The problem:
Reproduce every entry that follows word for word, but omit the images.

Figure content listings:
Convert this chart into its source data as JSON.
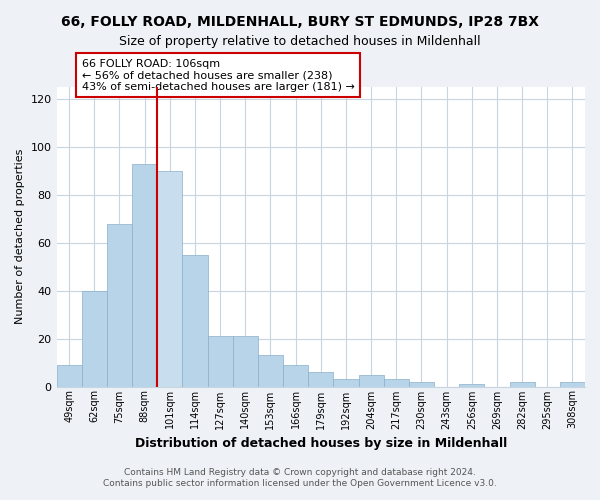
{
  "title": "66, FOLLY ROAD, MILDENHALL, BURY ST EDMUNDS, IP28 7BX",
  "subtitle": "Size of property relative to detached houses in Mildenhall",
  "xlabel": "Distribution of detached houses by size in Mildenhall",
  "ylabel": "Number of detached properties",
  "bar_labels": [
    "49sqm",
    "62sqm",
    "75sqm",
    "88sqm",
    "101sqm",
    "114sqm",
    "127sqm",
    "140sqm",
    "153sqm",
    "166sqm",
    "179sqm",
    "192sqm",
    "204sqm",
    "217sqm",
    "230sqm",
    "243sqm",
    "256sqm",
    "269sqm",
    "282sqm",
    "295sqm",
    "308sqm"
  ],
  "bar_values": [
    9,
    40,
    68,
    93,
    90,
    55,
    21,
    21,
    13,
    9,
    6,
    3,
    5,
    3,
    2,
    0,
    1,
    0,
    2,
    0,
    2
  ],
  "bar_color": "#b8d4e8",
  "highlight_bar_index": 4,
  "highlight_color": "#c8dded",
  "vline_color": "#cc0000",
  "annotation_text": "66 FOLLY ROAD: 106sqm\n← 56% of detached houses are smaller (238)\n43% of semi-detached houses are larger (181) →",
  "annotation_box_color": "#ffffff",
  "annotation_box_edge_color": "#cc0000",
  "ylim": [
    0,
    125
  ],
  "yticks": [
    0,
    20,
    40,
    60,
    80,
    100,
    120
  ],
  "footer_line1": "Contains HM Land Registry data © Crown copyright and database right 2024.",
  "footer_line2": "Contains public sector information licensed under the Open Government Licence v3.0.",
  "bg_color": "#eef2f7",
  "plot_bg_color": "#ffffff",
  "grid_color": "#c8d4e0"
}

Complete output:
Convert this chart into its source data as JSON.
{
  "title": "66, FOLLY ROAD, MILDENHALL, BURY ST EDMUNDS, IP28 7BX",
  "subtitle": "Size of property relative to detached houses in Mildenhall",
  "xlabel": "Distribution of detached houses by size in Mildenhall",
  "ylabel": "Number of detached properties",
  "bar_labels": [
    "49sqm",
    "62sqm",
    "75sqm",
    "88sqm",
    "101sqm",
    "114sqm",
    "127sqm",
    "140sqm",
    "153sqm",
    "166sqm",
    "179sqm",
    "192sqm",
    "204sqm",
    "217sqm",
    "230sqm",
    "243sqm",
    "256sqm",
    "269sqm",
    "282sqm",
    "295sqm",
    "308sqm"
  ],
  "bar_values": [
    9,
    40,
    68,
    93,
    90,
    55,
    21,
    21,
    13,
    9,
    6,
    3,
    5,
    3,
    2,
    0,
    1,
    0,
    2,
    0,
    2
  ],
  "bar_color": "#b8d4e8",
  "highlight_bar_index": 4,
  "highlight_color": "#c8dded",
  "vline_color": "#cc0000",
  "annotation_text": "66 FOLLY ROAD: 106sqm\n← 56% of detached houses are smaller (238)\n43% of semi-detached houses are larger (181) →",
  "annotation_box_color": "#ffffff",
  "annotation_box_edge_color": "#cc0000",
  "ylim": [
    0,
    125
  ],
  "yticks": [
    0,
    20,
    40,
    60,
    80,
    100,
    120
  ],
  "footer_line1": "Contains HM Land Registry data © Crown copyright and database right 2024.",
  "footer_line2": "Contains public sector information licensed under the Open Government Licence v3.0.",
  "bg_color": "#eef2f7",
  "plot_bg_color": "#ffffff",
  "grid_color": "#c8d4e0"
}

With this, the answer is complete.